## Required work
Can you transcribe every entry word for word, skipping the images?

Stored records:
....

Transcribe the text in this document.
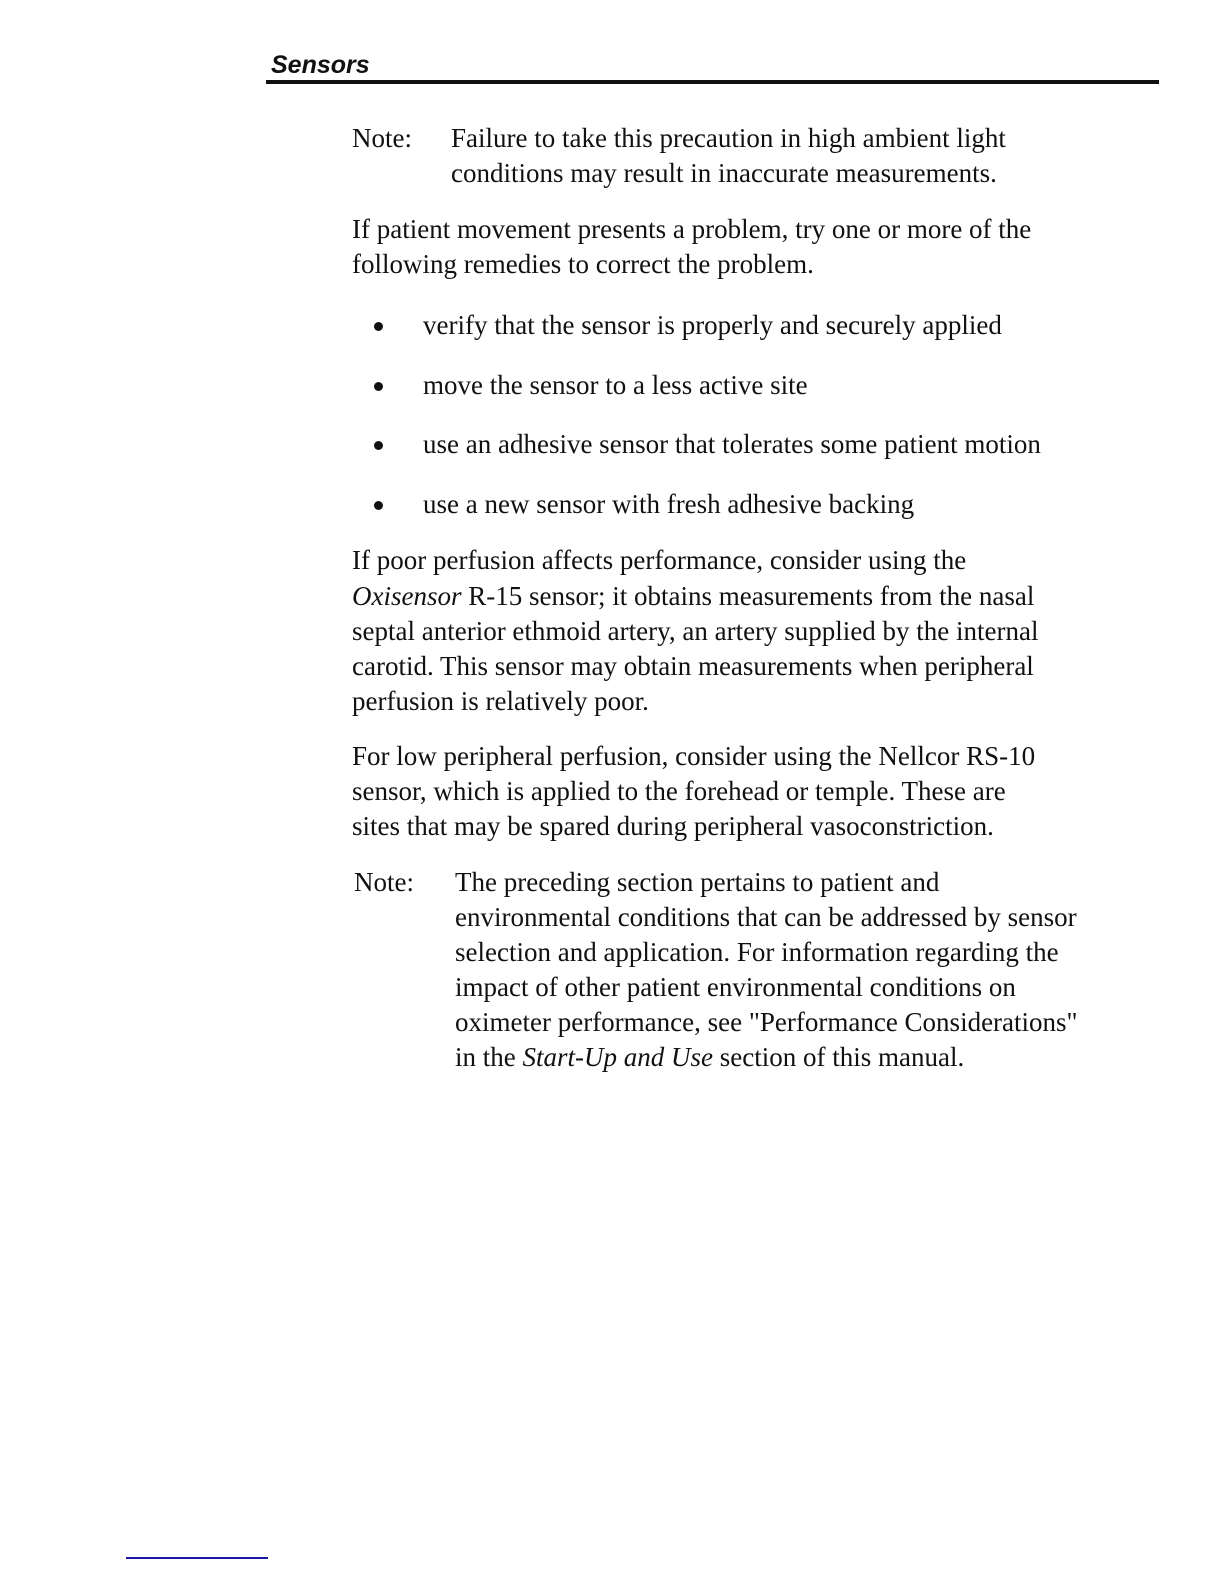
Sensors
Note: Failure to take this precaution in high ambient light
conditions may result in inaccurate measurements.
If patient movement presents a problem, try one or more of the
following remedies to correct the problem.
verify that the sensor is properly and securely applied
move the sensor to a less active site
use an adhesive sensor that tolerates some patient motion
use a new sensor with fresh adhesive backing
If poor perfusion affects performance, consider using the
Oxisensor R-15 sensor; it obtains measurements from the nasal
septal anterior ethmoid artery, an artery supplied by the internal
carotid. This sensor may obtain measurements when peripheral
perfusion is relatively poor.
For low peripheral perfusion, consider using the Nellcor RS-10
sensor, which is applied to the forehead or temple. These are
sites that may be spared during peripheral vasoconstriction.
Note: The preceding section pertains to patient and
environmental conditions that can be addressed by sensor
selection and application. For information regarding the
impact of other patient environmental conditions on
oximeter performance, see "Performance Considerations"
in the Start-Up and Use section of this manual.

....

## Response
Transcribe the text in this document.
Sensors
Note: Failure to take this precaution in high ambient light
conditions may result in inaccurate measurements.
If patient movement presents a problem, try one or more of the
following remedies to correct the problem.
verify that the sensor is properly and securely applied
move the sensor to a less active site
use an adhesive sensor that tolerates some patient motion
use a new sensor with fresh adhesive backing
If poor perfusion affects performance, consider using the
Oxisensor R-15 sensor; it obtains measurements from the nasal
septal anterior ethmoid artery, an artery supplied by the internal
carotid. This sensor may obtain measurements when peripheral
perfusion is relatively poor.
For low peripheral perfusion, consider using the Nellcor RS-10
sensor, which is applied to the forehead or temple. These are
sites that may be spared during peripheral vasoconstriction.
Note: The preceding section pertains to patient and
environmental conditions that can be addressed by sensor
selection and application. For information regarding the
impact of other patient environmental conditions on
oximeter performance, see "Performance Considerations"
in the Start-Up and Use section of this manual.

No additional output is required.